> **STATED EXERCISE**: Lines containing the word "эксплуатации" should be extracted in full.

> **MATERIAL FOR THIS TASK**:
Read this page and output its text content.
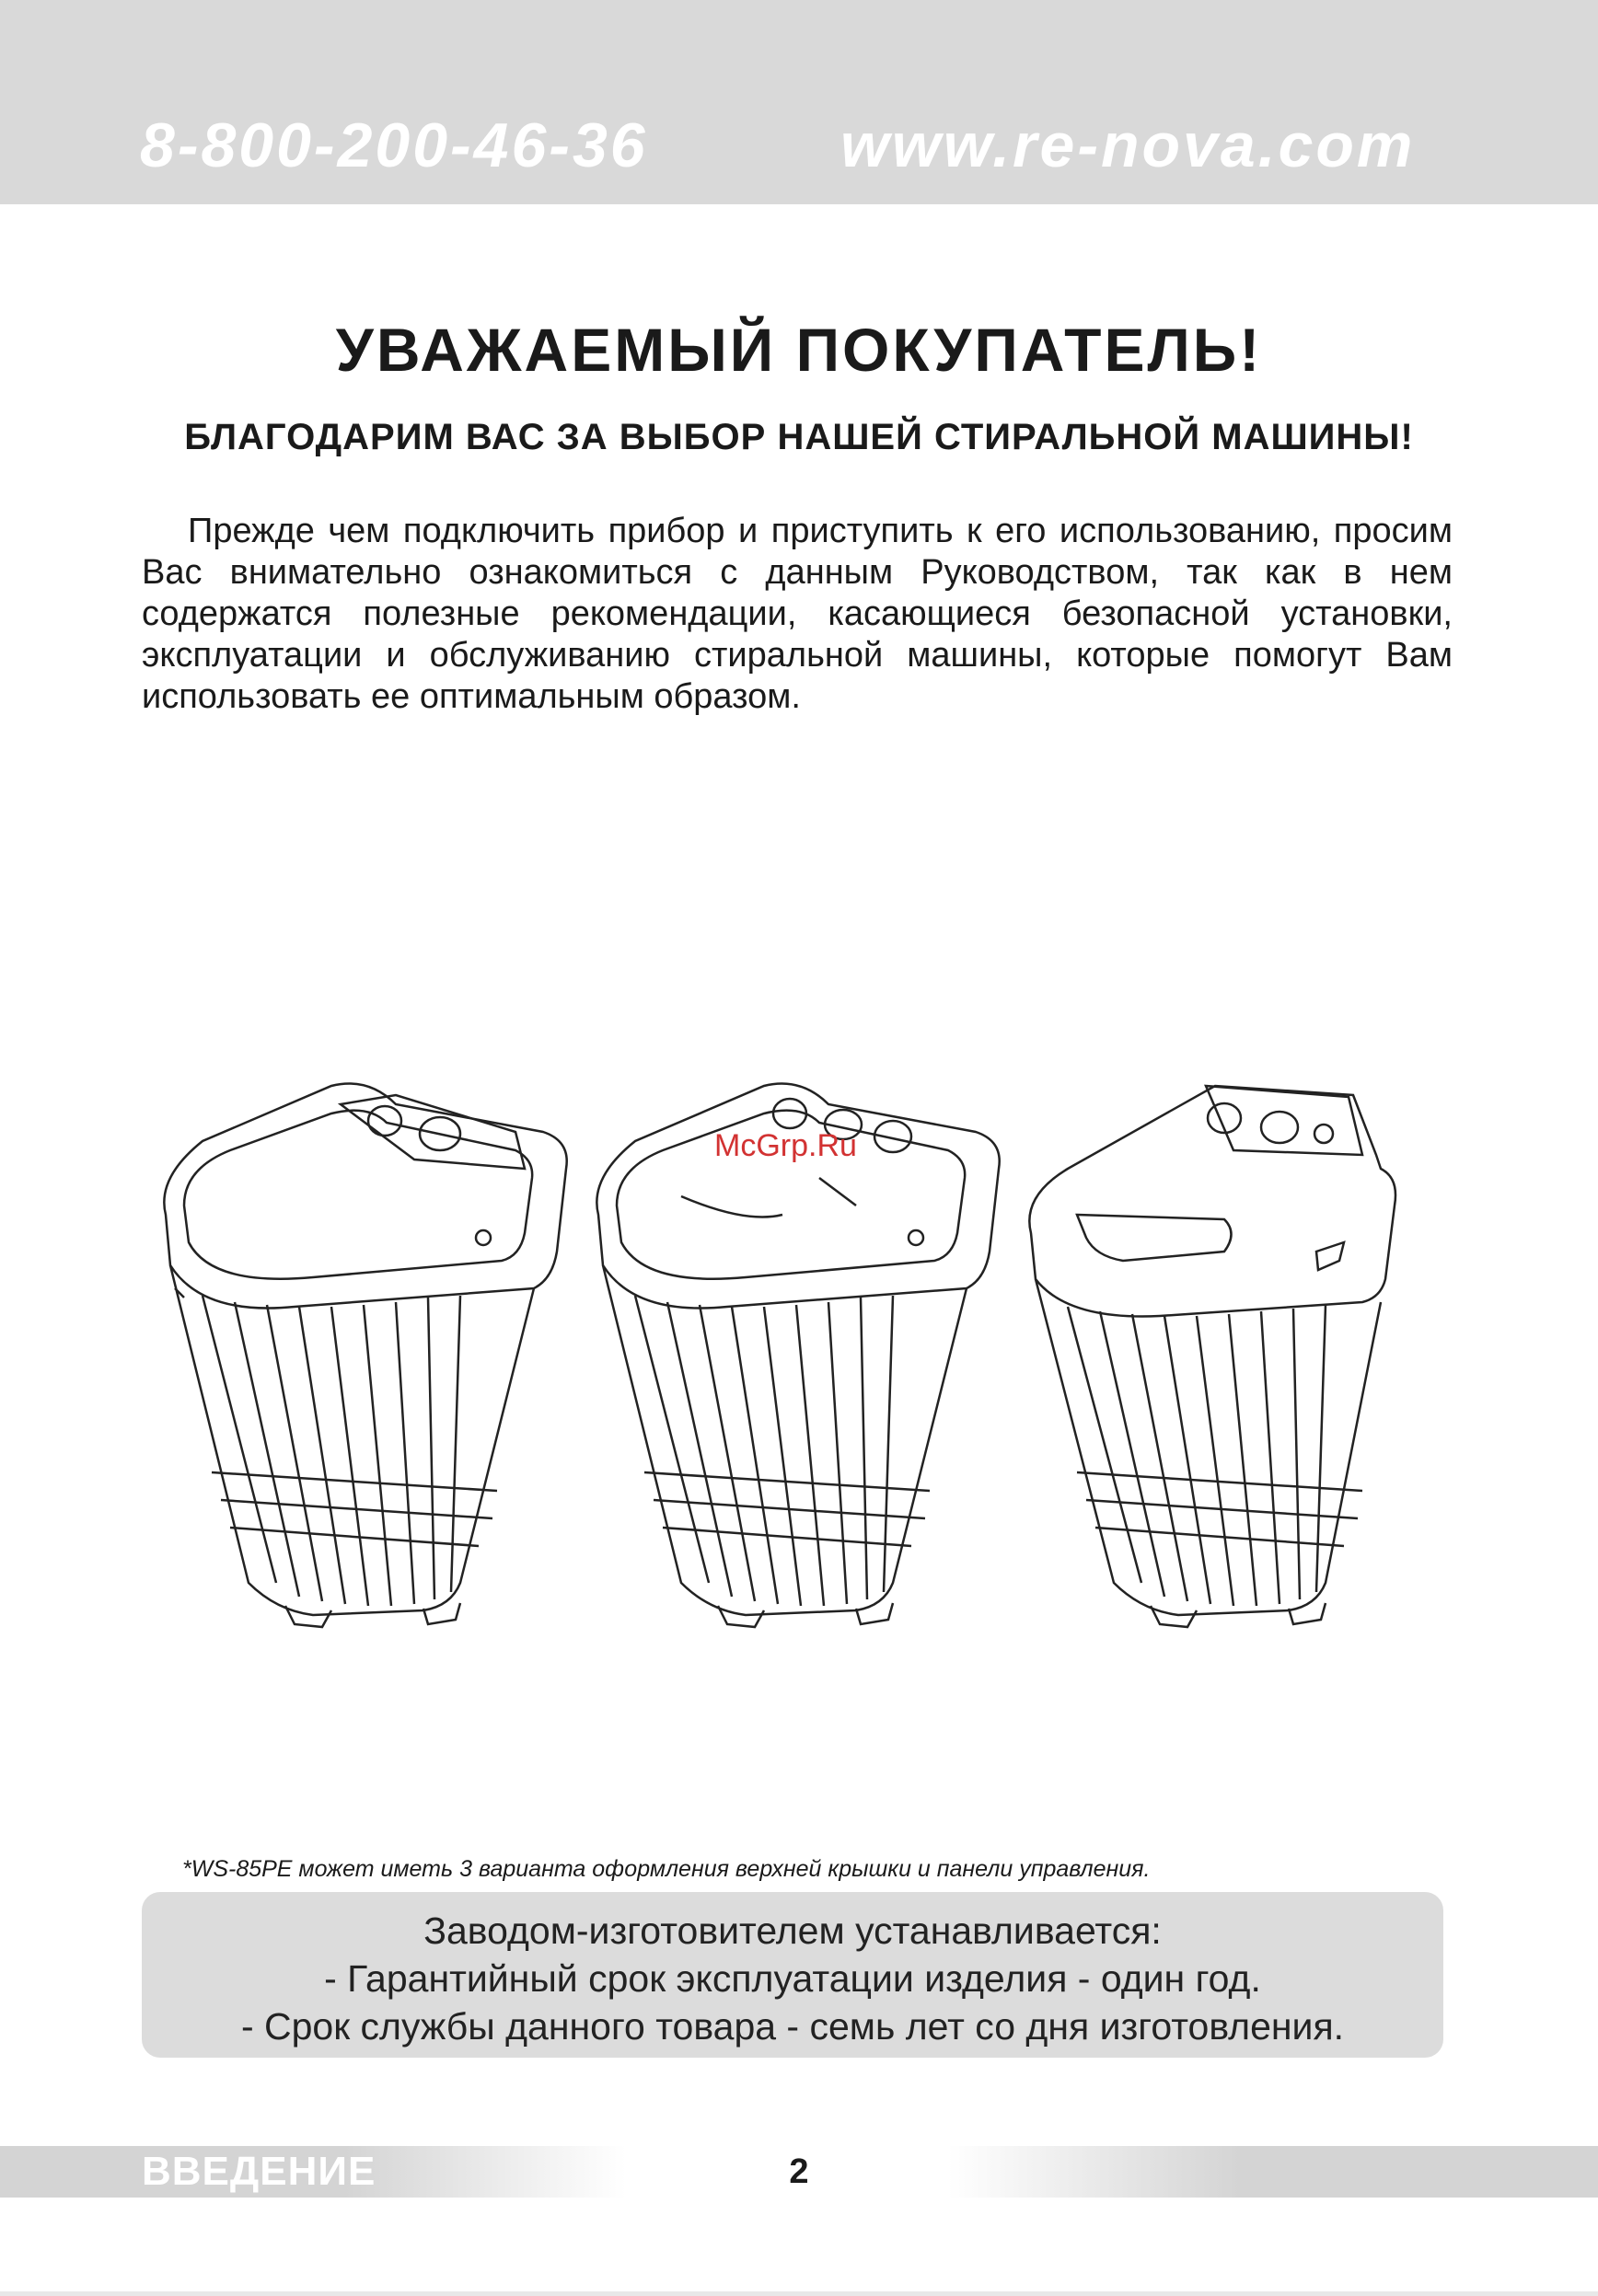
8-800-200-46-36	www.re-nova.com
УВАЖАЕМЫЙ ПОКУПАТЕЛЬ!
БЛАГОДАРИМ ВАС ЗА ВЫБОР НАШЕЙ СТИРАЛЬНОЙ МАШИНЫ!

Прежде чем подключить прибор и приступить к его использованию, просим Вас внимательно ознакомиться с данным Руководством, так как в нем содержатся полезные рекомендации, касающиеся безопасной установки, эксплуатации и обслуживанию стиральной машины, которые помогут Вам использовать ее оптимальным образом.

McGrp.Ru
*WS-85PE может иметь 3 варианта оформления верхней крышки и панели управления.
Заводом-изготовителем устанавливается:
- Гарантийный срок эксплуатации изделия - один год.
- Срок службы данного товара - семь лет со дня изготовления.
ВВЕДЕНИЕ	2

> **TASK RESPONSE**:
Прежде чем подключить прибор и приступить к его использованию, просим Вас внимательно ознакомиться с данным Руководством, так как в нем содержатся полезные рекомендации, касающиеся безопасной установки, эксплуатации и обслуживанию стиральной машины, которые помогут Вам использовать ее оптимальным образом.
- Гарантийный срок эксплуатации изделия - один год.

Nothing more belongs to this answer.